> EXERCISE AIM:
Reproduce every line of the data below word for word, keeping the original order.
[BEGIN]
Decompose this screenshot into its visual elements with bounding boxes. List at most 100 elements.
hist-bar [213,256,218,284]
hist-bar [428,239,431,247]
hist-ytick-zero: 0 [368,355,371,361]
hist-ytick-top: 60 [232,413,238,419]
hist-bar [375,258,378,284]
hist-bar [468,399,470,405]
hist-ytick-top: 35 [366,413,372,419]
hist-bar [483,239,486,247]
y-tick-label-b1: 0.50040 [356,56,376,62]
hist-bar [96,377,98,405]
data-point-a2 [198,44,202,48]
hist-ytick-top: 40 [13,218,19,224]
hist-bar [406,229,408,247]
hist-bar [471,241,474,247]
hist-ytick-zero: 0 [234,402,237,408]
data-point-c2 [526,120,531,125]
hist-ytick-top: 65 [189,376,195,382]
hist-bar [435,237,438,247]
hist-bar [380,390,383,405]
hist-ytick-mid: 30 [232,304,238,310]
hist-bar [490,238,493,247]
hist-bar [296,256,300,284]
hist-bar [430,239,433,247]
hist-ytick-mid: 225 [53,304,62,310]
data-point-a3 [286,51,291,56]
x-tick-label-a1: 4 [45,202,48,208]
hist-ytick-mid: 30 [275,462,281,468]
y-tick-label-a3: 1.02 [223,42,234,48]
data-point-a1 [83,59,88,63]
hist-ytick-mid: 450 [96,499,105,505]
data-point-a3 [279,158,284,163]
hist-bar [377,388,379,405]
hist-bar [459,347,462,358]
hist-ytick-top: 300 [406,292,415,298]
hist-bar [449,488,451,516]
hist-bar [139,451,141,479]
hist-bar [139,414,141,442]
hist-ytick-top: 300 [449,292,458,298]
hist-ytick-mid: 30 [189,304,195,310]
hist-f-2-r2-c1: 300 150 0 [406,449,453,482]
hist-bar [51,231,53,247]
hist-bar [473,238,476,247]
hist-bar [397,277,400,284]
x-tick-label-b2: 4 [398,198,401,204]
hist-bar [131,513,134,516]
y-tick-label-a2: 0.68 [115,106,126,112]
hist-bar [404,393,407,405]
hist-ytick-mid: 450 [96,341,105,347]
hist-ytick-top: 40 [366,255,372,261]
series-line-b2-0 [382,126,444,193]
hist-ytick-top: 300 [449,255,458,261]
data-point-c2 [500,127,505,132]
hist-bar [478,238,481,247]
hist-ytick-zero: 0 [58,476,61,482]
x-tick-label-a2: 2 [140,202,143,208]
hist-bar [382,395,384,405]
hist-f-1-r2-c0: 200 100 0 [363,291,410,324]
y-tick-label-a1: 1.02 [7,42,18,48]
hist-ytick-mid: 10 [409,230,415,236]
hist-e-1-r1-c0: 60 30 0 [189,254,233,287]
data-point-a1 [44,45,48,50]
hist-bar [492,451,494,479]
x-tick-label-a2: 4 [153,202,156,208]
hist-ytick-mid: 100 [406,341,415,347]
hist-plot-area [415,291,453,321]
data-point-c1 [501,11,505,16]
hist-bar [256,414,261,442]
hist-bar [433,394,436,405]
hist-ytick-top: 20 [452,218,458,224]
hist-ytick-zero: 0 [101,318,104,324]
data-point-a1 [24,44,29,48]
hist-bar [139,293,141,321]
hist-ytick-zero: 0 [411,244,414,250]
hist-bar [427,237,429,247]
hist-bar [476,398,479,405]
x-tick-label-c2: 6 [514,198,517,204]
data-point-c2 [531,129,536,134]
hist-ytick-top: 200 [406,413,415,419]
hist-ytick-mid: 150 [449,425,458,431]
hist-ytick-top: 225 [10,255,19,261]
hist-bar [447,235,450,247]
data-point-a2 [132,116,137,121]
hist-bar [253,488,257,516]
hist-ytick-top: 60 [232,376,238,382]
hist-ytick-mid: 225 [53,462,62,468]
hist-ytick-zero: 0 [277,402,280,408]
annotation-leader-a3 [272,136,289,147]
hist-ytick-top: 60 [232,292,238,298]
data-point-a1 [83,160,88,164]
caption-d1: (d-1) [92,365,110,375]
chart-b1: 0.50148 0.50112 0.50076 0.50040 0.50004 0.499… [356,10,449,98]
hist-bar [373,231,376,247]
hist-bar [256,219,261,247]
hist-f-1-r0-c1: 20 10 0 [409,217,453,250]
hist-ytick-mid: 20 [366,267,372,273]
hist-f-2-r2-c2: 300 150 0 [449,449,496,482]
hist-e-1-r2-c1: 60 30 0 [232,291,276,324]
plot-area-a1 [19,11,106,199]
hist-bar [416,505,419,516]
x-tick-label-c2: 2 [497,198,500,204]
[END]
> WRITTEN RESPONSE:
Decompose this screenshot into its visual elements with bounding boxes. List at most 100 elements.
hist-bar [213,256,218,284]
hist-bar [428,239,431,247]
hist-ytick-zero: 0 [368,355,371,361]
hist-ytick-top: 60 [232,413,238,419]
hist-bar [375,258,378,284]
hist-bar [468,399,470,405]
hist-ytick-top: 35 [366,413,372,419]
hist-bar [483,239,486,247]
y-tick-label-b1: 0.50040 [356,56,376,62]
hist-bar [96,377,98,405]
data-point-a2 [198,44,202,48]
hist-ytick-top: 40 [13,218,19,224]
hist-bar [406,229,408,247]
hist-bar [471,241,474,247]
hist-ytick-zero: 0 [234,402,237,408]
data-point-c2 [526,120,531,125]
hist-ytick-top: 65 [189,376,195,382]
hist-bar [435,237,438,247]
hist-bar [380,390,383,405]
hist-ytick-mid: 30 [232,304,238,310]
hist-bar [490,238,493,247]
hist-bar [296,256,300,284]
hist-bar [430,239,433,247]
hist-ytick-mid: 225 [53,304,62,310]
data-point-a3 [286,51,291,56]
x-tick-label-a1: 4 [45,202,48,208]
hist-ytick-mid: 30 [275,462,281,468]
y-tick-label-a3: 1.02 [223,42,234,48]
data-point-a1 [83,59,88,63]
hist-ytick-mid: 450 [96,499,105,505]
data-point-a3 [279,158,284,163]
hist-bar [377,388,379,405]
hist-bar [459,347,462,358]
hist-ytick-top: 300 [406,292,415,298]
hist-bar [449,488,451,516]
hist-bar [139,451,141,479]
hist-bar [139,414,141,442]
hist-ytick-top: 300 [449,292,458,298]
hist-ytick-mid: 30 [189,304,195,310]
hist-f-2-r2-c1: 300 150 0 [406,449,453,482]
hist-bar [51,231,53,247]
hist-bar [473,238,476,247]
hist-bar [397,277,400,284]
x-tick-label-b2: 4 [398,198,401,204]
hist-bar [131,513,134,516]
y-tick-label-a2: 0.68 [115,106,126,112]
hist-bar [404,393,407,405]
hist-ytick-mid: 450 [96,341,105,347]
hist-ytick-top: 40 [366,255,372,261]
series-line-b2-0 [382,126,444,193]
hist-ytick-top: 300 [449,255,458,261]
data-point-c2 [500,127,505,132]
hist-bar [478,238,481,247]
hist-ytick-zero: 0 [58,476,61,482]
x-tick-label-a2: 2 [140,202,143,208]
hist-bar [382,395,384,405]
hist-f-1-r2-c0: 200 100 0 [363,291,410,324]
y-tick-label-a1: 1.02 [7,42,18,48]
hist-ytick-mid: 10 [409,230,415,236]
hist-e-1-r1-c0: 60 30 0 [189,254,233,287]
data-point-a1 [44,45,48,50]
hist-bar [492,451,494,479]
x-tick-label-a2: 4 [153,202,156,208]
hist-ytick-mid: 100 [406,341,415,347]
hist-plot-area [415,291,453,321]
data-point-c1 [501,11,505,16]
hist-bar [256,414,261,442]
hist-bar [433,394,436,405]
hist-ytick-top: 20 [452,218,458,224]
hist-ytick-zero: 0 [101,318,104,324]
data-point-a1 [24,44,29,48]
hist-bar [139,293,141,321]
hist-ytick-zero: 0 [411,244,414,250]
hist-bar [427,237,429,247]
hist-bar [476,398,479,405]
x-tick-label-c2: 6 [514,198,517,204]
data-point-c2 [531,129,536,134]
hist-ytick-top: 200 [406,413,415,419]
hist-ytick-mid: 150 [449,425,458,431]
hist-ytick-top: 225 [10,255,19,261]
hist-bar [447,235,450,247]
data-point-a2 [132,116,137,121]
hist-bar [253,488,257,516]
hist-ytick-top: 60 [232,376,238,382]
hist-ytick-mid: 225 [53,462,62,468]
hist-ytick-zero: 0 [277,402,280,408]
annotation-leader-a3 [272,136,289,147]
hist-ytick-top: 60 [232,292,238,298]
data-point-a1 [83,160,88,164]
caption-d1: (d-1) [92,365,110,375]
chart-b1: 0.50148 0.50112 0.50076 0.50040 0.50004 0.499… [356,10,449,98]
hist-bar [373,231,376,247]
hist-bar [256,219,261,247]
hist-f-1-r0-c1: 20 10 0 [409,217,453,250]
hist-ytick-mid: 20 [366,267,372,273]
hist-f-2-r2-c2: 300 150 0 [449,449,496,482]
hist-e-1-r2-c1: 60 30 0 [232,291,276,324]
plot-area-a1 [19,11,106,199]
hist-bar [416,505,419,516]
x-tick-label-c2: 2 [497,198,500,204]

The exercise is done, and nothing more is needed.